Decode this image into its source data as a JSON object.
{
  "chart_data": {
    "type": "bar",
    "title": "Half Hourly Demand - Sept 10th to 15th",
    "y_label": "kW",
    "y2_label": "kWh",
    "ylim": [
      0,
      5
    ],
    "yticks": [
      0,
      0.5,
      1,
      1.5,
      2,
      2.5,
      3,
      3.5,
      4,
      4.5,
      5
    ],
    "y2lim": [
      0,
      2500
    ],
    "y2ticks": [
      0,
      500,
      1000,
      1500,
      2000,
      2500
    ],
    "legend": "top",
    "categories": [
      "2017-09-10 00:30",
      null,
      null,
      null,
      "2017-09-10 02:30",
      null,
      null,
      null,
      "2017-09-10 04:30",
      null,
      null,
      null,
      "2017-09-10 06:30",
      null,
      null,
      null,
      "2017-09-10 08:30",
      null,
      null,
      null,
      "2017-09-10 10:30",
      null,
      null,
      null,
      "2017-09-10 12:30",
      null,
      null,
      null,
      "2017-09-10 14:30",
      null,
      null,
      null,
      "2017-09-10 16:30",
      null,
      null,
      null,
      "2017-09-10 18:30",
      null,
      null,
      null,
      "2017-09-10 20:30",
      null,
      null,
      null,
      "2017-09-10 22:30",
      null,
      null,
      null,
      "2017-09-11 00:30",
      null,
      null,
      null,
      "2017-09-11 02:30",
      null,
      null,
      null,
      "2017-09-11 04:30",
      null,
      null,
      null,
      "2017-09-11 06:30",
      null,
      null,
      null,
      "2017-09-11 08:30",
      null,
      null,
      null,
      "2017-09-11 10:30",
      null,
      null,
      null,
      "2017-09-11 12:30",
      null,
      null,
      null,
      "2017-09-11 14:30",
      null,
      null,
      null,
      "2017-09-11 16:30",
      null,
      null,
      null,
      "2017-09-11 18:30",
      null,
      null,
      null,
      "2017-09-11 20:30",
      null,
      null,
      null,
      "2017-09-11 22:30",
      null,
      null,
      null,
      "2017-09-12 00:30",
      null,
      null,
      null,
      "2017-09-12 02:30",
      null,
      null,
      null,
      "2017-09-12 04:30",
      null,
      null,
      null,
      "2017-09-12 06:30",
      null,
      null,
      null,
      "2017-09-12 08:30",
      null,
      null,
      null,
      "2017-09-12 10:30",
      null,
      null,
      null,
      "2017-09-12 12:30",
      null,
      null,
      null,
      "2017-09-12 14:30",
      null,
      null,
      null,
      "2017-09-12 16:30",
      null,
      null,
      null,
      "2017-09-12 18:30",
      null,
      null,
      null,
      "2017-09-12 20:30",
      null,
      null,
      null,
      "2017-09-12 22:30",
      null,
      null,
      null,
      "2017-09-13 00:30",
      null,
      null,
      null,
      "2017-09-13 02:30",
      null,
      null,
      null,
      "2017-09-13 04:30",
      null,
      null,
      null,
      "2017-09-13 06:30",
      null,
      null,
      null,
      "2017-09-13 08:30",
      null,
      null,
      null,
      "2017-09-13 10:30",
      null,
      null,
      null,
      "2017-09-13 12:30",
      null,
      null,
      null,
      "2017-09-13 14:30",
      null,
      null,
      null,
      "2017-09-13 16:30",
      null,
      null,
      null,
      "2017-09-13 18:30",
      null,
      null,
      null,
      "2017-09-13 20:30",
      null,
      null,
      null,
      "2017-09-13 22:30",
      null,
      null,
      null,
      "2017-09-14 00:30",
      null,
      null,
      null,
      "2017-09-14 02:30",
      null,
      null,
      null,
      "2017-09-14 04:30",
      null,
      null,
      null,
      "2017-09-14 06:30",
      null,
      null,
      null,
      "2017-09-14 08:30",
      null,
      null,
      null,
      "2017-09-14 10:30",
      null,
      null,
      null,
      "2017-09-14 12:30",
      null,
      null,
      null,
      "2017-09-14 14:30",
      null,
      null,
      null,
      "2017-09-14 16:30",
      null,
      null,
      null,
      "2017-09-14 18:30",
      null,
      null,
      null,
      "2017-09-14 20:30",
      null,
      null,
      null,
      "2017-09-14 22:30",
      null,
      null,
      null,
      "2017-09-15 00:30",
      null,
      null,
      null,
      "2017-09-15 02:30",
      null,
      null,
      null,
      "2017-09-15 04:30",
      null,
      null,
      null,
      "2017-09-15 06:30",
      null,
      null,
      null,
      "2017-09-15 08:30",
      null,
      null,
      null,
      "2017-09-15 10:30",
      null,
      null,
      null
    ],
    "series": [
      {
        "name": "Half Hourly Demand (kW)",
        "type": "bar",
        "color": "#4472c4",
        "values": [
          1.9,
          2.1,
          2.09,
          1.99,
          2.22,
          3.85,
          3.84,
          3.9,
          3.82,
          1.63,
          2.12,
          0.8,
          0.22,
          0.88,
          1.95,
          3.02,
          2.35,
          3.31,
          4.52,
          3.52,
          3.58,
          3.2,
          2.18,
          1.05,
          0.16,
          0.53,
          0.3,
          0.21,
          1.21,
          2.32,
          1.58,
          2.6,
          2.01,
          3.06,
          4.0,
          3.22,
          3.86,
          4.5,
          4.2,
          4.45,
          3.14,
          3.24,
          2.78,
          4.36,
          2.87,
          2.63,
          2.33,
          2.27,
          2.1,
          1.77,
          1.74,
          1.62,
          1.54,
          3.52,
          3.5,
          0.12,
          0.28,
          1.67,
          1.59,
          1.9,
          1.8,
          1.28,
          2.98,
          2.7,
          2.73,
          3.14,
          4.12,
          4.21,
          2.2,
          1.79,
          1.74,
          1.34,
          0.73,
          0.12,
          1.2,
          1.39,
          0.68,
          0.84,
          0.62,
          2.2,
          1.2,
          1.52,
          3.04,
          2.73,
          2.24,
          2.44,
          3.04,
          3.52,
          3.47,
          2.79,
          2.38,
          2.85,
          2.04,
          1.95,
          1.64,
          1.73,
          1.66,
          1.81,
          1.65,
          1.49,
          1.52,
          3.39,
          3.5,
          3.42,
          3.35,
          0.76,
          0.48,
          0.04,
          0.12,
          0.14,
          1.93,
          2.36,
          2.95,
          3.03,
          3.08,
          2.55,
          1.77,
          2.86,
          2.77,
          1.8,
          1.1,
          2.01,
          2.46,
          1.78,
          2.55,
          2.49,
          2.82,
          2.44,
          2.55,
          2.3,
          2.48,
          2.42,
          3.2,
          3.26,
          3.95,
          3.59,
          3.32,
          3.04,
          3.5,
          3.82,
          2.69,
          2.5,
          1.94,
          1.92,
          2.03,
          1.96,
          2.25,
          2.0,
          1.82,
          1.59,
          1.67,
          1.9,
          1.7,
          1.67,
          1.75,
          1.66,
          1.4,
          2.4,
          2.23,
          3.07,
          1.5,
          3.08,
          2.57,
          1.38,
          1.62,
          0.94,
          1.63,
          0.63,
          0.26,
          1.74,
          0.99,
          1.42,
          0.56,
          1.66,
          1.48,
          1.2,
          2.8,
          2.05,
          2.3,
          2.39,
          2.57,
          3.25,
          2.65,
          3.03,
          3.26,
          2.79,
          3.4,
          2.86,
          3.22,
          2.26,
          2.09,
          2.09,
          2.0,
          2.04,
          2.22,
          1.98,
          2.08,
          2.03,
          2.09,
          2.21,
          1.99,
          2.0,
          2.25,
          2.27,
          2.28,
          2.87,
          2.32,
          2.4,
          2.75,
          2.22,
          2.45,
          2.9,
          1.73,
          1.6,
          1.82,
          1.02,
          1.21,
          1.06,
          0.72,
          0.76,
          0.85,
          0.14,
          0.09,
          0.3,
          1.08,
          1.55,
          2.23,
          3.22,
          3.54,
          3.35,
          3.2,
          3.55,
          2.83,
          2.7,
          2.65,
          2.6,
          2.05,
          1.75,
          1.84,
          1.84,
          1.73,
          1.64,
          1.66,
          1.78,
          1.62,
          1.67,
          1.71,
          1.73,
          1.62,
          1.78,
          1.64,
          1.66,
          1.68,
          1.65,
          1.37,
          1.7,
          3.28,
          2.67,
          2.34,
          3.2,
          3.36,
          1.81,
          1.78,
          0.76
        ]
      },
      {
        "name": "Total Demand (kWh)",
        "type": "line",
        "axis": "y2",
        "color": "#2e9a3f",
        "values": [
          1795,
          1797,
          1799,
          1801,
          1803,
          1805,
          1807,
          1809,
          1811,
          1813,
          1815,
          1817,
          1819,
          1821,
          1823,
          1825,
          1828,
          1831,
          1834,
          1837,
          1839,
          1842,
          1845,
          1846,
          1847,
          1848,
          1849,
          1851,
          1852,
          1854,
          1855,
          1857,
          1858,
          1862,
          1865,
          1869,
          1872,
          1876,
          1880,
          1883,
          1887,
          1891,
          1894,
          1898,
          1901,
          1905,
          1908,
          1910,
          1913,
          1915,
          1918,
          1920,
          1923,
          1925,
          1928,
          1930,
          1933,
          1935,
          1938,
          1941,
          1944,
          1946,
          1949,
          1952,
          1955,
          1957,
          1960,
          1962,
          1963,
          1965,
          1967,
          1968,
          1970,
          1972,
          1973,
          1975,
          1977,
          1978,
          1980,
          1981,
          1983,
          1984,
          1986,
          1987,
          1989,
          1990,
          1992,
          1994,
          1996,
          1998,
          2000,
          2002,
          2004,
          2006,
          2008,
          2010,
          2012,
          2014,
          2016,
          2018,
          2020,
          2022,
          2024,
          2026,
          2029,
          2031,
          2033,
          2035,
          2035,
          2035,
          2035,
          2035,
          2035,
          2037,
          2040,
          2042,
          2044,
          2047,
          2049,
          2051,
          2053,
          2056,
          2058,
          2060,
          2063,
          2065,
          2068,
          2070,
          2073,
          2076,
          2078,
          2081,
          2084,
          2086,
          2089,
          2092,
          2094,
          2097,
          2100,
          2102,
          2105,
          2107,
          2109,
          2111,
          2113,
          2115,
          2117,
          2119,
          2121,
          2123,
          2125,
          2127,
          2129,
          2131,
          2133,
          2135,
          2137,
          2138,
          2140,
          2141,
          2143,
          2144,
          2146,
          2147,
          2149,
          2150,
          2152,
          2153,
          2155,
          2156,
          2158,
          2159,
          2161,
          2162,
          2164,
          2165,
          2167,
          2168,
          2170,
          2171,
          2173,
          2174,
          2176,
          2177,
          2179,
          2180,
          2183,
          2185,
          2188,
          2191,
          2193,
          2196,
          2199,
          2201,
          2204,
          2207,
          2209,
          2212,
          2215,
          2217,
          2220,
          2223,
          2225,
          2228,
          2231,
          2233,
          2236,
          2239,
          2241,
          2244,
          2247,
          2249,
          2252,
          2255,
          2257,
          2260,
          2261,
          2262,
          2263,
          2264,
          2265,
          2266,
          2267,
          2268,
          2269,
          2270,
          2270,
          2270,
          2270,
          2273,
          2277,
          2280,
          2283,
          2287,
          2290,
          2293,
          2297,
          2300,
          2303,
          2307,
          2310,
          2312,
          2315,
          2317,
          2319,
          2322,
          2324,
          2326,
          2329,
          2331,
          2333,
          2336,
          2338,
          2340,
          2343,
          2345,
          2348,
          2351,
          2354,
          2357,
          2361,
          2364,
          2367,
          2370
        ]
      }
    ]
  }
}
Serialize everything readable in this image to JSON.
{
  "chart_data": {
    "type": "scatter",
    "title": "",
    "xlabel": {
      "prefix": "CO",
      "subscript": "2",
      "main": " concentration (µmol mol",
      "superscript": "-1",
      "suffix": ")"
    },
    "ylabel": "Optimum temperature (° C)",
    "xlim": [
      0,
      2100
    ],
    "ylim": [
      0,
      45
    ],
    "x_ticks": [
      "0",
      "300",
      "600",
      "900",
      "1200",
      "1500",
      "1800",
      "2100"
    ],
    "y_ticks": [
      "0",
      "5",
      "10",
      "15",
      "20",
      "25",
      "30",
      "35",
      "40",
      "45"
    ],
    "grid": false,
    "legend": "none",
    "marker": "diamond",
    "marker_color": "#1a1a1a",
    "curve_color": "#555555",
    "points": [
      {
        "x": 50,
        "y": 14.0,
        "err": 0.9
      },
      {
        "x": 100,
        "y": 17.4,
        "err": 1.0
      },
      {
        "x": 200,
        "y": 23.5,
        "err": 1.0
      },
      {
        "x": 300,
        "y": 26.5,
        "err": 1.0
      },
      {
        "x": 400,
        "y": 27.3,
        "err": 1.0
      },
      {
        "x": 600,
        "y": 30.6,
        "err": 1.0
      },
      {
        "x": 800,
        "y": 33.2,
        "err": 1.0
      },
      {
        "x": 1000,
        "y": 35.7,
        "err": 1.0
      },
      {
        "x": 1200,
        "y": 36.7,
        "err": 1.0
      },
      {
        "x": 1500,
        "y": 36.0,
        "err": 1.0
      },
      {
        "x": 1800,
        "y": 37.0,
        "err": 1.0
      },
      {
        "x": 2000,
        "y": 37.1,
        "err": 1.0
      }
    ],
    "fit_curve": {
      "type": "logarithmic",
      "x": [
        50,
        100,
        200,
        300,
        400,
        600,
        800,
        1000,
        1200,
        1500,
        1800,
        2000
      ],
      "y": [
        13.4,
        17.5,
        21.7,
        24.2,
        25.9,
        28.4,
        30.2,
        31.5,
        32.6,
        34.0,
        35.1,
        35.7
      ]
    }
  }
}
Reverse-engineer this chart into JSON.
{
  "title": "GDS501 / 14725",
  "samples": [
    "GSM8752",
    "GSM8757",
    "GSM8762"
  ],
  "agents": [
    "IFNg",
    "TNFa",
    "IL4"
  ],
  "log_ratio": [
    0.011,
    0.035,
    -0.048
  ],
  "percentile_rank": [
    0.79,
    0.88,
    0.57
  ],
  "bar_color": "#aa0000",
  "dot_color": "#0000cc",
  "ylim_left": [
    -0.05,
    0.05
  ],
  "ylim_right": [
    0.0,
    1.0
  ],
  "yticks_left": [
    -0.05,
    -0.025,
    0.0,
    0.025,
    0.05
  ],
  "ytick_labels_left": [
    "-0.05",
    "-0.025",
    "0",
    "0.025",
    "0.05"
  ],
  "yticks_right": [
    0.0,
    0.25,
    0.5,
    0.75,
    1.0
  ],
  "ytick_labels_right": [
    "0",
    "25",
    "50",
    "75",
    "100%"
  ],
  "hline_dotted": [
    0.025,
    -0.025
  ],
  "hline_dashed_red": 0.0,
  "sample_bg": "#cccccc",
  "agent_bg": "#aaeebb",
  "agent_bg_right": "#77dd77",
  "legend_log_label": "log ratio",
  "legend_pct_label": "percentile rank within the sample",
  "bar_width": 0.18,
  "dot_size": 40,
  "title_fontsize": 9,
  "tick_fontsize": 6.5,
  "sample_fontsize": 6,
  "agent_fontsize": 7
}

### Required task
Show the lines of the material that contain the word "into".

### Written answer
Decode this image into its source data as a JSON object.
Reverse-engineer this chart into JSON.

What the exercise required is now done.